__Stored entries__:

☆ ☆ ☆ ☆

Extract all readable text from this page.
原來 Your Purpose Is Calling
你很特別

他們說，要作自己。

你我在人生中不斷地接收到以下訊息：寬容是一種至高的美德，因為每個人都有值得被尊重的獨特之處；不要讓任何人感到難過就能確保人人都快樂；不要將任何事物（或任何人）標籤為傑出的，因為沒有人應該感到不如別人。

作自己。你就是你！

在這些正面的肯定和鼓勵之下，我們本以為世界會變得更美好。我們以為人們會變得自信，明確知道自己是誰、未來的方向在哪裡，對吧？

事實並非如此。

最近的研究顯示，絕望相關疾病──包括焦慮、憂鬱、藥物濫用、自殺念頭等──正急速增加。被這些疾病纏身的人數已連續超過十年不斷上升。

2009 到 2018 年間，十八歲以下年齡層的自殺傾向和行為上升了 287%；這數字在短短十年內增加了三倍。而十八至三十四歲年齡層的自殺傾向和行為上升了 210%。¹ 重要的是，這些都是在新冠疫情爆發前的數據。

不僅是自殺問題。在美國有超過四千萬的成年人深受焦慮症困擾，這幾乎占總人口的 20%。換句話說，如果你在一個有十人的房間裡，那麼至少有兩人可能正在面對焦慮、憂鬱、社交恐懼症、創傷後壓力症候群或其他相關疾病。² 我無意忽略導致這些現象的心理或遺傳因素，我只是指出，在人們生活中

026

☆ ☆ ☆ ☆

Reproduce the records in full, exactly as written.

Extract all readable text from this page.
原來 Your Purpose Is Calling
你很特別

他們說，要作自己。

你我在人生中不斷地接收到以下訊息：寬容是一種至高的美德，因為每個人都有值得被尊重的獨特之處；不要讓任何人感到難過就能確保人人都快樂；不要將任何事物（或任何人）標籤為傑出的，因為沒有人應該感到不如別人。

作自己。你就是你！

在這些正面的肯定和鼓勵之下，我們本以為世界會變得更美好。我們以為人們會變得自信，明確知道自己是誰、未來的方向在哪裡，對吧？

事實並非如此。

最近的研究顯示，絕望相關疾病──包括焦慮、憂鬱、藥物濫用、自殺念頭等──正急速增加。被這些疾病纏身的人數已連續超過十年不斷上升。

2009 到 2018 年間，十八歲以下年齡層的自殺傾向和行為上升了 287%；這數字在短短十年內增加了三倍。而十八至三十四歲年齡層的自殺傾向和行為上升了 210%。¹ 重要的是，這些都是在新冠疫情爆發前的數據。

不僅是自殺問題。在美國有超過四千萬的成年人深受焦慮症困擾，這幾乎占總人口的 20%。換句話說，如果你在一個有十人的房間裡，那麼至少有兩人可能正在面對焦慮、憂鬱、社交恐懼症、創傷後壓力症候群或其他相關疾病。² 我無意忽略導致這些現象的心理或遺傳因素，我只是指出，在人們生活中

026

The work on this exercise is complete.